* Task goal: Pick out each line containing the string "label" and copy it.

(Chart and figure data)
━━━━━━━━━━━━━━━━

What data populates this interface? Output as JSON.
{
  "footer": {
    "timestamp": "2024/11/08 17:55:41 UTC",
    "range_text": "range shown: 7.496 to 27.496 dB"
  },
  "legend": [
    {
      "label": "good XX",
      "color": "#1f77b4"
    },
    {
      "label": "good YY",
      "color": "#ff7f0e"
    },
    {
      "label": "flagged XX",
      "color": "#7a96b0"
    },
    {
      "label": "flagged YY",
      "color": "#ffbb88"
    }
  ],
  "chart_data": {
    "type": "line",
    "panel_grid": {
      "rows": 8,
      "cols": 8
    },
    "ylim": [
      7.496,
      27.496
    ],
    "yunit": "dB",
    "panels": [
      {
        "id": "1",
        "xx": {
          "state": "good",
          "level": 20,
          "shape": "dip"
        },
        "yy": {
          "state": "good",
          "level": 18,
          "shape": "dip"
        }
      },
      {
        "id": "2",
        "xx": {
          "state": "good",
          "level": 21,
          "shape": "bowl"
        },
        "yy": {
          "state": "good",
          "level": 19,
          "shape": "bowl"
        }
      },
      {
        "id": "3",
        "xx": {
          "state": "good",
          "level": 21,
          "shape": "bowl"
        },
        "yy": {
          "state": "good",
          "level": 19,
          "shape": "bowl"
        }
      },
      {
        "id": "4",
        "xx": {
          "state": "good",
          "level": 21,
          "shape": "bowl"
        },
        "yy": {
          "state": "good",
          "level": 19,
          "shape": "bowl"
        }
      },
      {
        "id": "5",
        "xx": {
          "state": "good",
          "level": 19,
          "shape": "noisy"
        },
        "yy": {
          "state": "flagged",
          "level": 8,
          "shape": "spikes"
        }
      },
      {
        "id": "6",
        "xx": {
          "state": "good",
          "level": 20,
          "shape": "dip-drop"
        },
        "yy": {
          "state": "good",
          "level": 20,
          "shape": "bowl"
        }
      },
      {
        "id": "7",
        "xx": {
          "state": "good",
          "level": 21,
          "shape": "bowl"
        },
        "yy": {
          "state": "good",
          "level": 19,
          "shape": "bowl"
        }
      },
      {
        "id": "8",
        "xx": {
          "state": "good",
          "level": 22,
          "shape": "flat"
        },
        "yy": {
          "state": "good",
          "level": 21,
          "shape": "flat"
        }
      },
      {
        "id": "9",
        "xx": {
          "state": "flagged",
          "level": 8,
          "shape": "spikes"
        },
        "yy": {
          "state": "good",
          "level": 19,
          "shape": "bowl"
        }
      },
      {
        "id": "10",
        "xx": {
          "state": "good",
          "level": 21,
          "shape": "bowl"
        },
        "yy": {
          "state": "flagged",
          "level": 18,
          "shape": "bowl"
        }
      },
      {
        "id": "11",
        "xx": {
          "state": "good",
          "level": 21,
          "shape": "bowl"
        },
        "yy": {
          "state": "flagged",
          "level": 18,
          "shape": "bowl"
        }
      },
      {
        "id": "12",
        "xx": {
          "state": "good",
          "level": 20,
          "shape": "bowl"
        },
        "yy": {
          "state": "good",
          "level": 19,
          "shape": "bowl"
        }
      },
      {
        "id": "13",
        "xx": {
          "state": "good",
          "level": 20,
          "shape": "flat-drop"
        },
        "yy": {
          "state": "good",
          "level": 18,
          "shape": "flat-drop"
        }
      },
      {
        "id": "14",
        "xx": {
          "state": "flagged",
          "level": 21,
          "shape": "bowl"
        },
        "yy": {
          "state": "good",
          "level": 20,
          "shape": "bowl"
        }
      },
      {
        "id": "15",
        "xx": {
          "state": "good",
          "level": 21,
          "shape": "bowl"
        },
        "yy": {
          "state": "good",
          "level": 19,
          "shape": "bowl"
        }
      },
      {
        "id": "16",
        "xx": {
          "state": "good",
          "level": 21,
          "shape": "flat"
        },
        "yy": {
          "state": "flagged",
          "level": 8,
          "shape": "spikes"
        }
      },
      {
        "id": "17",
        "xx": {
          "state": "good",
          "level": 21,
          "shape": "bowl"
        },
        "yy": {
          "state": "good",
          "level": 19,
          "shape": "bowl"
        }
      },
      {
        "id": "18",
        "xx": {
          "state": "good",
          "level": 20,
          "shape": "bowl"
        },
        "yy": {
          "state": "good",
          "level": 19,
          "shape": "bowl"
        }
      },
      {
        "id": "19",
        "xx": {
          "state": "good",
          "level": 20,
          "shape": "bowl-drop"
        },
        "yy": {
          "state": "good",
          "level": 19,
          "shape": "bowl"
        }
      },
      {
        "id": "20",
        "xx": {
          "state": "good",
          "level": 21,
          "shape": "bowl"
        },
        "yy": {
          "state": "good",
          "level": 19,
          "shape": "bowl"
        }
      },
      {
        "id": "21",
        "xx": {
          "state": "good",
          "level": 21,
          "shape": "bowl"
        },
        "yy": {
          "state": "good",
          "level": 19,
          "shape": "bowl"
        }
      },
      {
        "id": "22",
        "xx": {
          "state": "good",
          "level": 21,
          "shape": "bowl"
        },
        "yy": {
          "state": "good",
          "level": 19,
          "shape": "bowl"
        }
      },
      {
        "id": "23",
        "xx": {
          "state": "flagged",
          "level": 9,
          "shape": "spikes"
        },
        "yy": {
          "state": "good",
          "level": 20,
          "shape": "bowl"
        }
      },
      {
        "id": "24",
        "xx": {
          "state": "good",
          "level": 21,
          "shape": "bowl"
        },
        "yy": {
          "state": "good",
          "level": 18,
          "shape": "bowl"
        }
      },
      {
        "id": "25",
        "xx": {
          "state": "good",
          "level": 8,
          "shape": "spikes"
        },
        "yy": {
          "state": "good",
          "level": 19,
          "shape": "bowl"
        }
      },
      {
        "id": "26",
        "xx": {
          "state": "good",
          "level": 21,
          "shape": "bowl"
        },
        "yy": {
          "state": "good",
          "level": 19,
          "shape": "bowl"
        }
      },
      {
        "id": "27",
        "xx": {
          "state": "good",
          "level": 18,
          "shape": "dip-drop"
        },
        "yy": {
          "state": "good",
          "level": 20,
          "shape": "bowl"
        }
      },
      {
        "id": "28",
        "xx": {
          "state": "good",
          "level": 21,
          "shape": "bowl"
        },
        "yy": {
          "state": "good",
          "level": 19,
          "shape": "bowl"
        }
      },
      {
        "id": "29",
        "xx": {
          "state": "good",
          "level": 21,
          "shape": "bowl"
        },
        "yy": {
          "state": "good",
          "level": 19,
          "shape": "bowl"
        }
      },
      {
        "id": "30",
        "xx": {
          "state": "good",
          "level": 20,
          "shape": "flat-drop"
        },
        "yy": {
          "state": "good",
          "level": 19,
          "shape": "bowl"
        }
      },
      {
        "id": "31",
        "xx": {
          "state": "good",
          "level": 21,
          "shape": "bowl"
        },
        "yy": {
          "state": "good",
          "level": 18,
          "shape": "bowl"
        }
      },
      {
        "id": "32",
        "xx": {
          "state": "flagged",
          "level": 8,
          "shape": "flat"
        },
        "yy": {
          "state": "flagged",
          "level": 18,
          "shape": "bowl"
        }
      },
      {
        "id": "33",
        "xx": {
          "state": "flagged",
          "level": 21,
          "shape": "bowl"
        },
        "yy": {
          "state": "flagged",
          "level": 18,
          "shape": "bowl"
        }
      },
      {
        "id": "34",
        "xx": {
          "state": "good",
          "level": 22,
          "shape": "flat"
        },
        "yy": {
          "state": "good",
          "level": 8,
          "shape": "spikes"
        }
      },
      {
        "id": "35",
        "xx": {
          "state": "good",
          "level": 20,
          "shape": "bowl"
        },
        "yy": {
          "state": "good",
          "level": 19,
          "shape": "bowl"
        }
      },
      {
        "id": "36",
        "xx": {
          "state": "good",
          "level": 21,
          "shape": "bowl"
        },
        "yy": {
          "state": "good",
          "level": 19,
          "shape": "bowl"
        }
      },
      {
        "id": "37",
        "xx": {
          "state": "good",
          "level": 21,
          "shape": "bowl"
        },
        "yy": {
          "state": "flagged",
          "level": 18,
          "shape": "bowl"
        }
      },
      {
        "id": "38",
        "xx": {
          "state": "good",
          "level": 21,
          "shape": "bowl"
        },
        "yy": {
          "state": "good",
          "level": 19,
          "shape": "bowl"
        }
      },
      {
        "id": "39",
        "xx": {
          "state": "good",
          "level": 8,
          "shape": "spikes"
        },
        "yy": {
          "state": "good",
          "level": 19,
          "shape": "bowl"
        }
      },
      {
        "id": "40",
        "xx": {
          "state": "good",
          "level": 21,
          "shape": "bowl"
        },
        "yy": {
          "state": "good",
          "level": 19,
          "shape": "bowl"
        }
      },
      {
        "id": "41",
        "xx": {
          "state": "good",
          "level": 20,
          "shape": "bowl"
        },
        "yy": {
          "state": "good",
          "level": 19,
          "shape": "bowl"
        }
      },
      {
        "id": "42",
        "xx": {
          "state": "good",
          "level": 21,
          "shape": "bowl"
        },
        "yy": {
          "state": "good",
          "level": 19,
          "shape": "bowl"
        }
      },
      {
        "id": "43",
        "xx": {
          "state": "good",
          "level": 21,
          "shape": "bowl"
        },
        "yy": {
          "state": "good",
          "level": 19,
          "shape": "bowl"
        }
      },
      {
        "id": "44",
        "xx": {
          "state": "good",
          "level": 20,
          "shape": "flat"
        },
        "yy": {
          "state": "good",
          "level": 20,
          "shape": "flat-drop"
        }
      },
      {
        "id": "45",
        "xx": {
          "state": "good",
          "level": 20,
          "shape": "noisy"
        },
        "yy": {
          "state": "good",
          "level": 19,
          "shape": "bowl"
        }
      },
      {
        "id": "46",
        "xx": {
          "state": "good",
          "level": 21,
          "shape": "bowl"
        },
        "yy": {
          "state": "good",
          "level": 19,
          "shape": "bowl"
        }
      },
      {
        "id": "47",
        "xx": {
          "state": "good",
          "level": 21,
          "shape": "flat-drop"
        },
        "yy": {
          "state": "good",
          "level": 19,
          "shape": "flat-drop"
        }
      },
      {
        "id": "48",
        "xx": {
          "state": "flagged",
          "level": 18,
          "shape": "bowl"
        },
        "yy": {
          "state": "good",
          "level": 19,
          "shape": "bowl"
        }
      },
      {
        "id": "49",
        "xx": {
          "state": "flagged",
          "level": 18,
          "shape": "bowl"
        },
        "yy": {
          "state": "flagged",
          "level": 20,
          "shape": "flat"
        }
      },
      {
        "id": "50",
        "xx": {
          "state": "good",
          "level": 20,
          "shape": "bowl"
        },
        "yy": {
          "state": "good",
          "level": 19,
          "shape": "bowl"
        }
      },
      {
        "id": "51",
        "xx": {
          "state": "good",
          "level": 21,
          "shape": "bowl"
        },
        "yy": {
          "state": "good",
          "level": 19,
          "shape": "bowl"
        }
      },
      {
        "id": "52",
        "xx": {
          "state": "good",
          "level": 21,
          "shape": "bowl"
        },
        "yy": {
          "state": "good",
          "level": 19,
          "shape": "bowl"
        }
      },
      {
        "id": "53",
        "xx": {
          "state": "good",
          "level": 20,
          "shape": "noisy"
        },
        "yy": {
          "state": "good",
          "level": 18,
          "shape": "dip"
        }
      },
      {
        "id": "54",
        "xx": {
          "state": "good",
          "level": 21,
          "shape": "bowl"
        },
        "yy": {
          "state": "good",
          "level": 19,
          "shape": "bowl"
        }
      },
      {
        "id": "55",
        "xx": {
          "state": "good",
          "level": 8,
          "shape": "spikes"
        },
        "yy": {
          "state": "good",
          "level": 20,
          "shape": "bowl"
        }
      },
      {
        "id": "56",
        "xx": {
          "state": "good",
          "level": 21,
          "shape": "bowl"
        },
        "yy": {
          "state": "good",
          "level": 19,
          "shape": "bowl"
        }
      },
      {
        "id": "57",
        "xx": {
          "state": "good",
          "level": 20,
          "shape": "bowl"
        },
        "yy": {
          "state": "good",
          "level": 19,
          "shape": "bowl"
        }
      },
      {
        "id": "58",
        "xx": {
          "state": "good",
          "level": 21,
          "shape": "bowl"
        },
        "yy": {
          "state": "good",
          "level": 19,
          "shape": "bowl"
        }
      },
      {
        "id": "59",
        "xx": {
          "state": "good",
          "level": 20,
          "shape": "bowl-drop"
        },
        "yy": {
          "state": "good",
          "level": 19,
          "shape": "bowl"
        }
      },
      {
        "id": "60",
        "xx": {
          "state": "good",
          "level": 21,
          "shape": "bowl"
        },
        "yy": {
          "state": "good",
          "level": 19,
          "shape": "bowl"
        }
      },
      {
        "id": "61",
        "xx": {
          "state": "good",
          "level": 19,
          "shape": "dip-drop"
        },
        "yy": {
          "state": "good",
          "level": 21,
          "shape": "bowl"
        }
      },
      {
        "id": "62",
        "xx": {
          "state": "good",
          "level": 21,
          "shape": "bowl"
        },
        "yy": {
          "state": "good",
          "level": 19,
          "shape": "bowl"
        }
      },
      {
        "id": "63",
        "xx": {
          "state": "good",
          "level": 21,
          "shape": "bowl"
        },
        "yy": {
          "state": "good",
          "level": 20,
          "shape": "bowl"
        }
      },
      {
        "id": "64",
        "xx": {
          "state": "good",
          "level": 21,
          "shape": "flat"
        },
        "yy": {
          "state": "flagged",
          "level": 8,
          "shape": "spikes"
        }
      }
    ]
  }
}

━━━━━━━━━━━━━━━━

* Answer to this exercise:
      "label": "good XX",
      "label": "good YY",
      "label": "flagged XX",
      "label": "flagged YY",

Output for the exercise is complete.